Extracted data entries:
□ □ □ □ □ □ □

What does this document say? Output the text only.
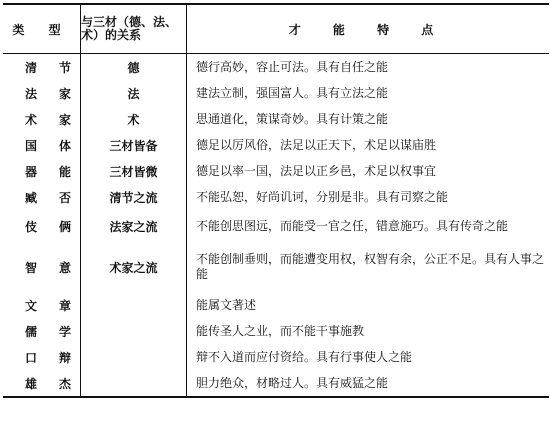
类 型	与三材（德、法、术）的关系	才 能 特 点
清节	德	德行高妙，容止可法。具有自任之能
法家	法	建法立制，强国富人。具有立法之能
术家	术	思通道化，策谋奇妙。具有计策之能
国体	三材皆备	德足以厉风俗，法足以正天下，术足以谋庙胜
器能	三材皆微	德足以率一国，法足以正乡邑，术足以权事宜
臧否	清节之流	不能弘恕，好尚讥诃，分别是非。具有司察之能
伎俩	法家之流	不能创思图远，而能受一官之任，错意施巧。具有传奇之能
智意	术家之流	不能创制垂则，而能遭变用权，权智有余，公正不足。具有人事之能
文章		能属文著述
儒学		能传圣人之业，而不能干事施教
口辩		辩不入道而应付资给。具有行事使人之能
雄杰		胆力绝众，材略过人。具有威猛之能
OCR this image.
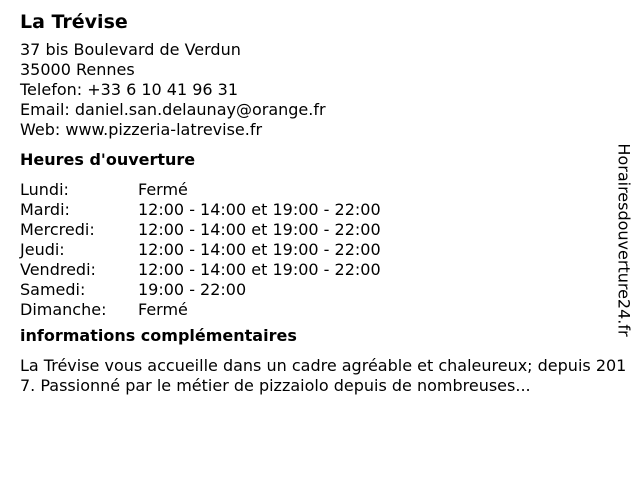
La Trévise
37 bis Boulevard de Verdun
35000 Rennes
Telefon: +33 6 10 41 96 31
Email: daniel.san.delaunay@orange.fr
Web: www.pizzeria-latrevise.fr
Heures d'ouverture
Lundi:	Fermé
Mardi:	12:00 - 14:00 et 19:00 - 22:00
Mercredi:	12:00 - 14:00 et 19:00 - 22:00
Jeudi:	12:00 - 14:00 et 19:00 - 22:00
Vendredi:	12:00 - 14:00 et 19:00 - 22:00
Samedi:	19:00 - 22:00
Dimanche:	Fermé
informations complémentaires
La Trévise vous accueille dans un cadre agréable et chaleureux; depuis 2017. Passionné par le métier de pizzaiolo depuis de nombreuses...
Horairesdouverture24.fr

□ □ □ □ □ □ □

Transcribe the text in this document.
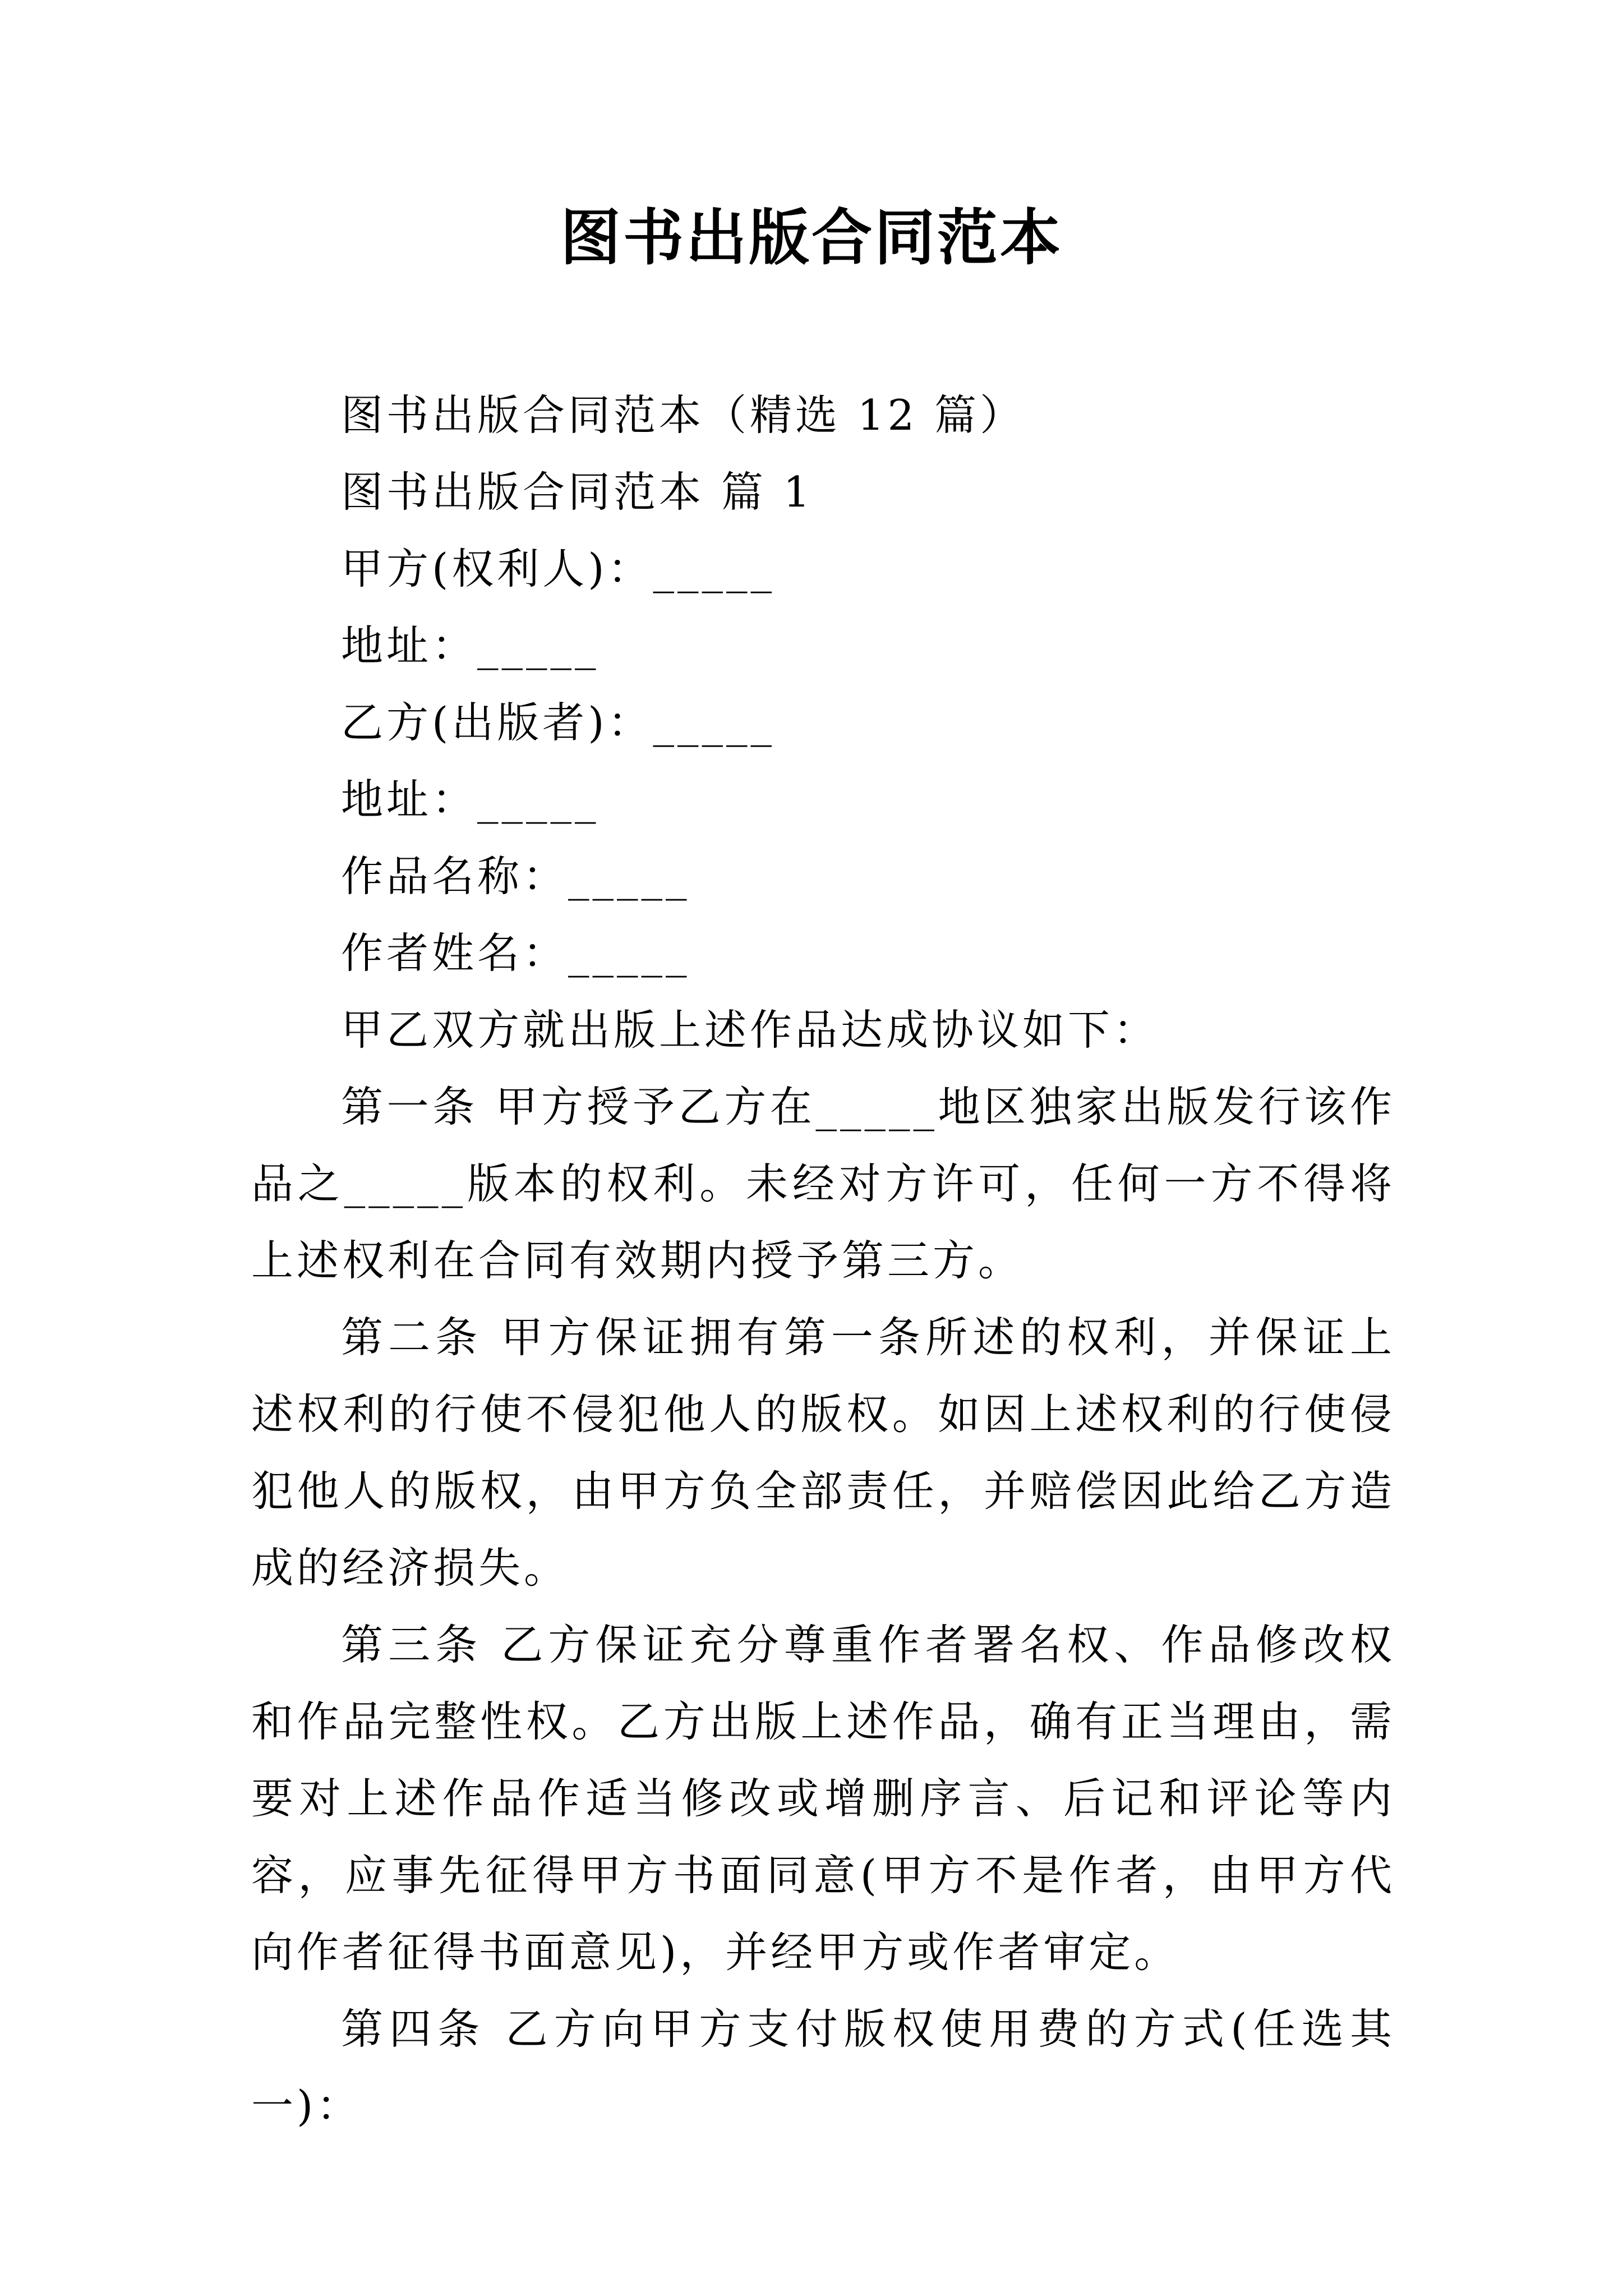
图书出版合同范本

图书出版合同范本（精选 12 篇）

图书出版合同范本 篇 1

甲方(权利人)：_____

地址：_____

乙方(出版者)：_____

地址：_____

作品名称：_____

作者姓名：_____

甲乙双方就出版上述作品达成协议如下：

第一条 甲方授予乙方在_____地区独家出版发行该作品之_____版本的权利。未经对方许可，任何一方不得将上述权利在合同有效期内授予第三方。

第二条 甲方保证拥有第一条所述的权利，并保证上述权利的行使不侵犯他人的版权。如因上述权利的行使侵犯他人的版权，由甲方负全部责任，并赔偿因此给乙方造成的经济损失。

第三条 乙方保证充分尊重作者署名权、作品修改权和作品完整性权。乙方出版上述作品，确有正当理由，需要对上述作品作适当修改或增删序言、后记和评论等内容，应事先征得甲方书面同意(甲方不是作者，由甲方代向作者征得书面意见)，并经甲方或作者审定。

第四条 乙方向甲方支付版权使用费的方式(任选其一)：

□ □ □ □ □ □ □

- _Aim of the task_:
From the data above, copy each line where the string "document" appears.

- _Solution for this task_:
What does this document say? Output the text only.
Transcribe the text in this document.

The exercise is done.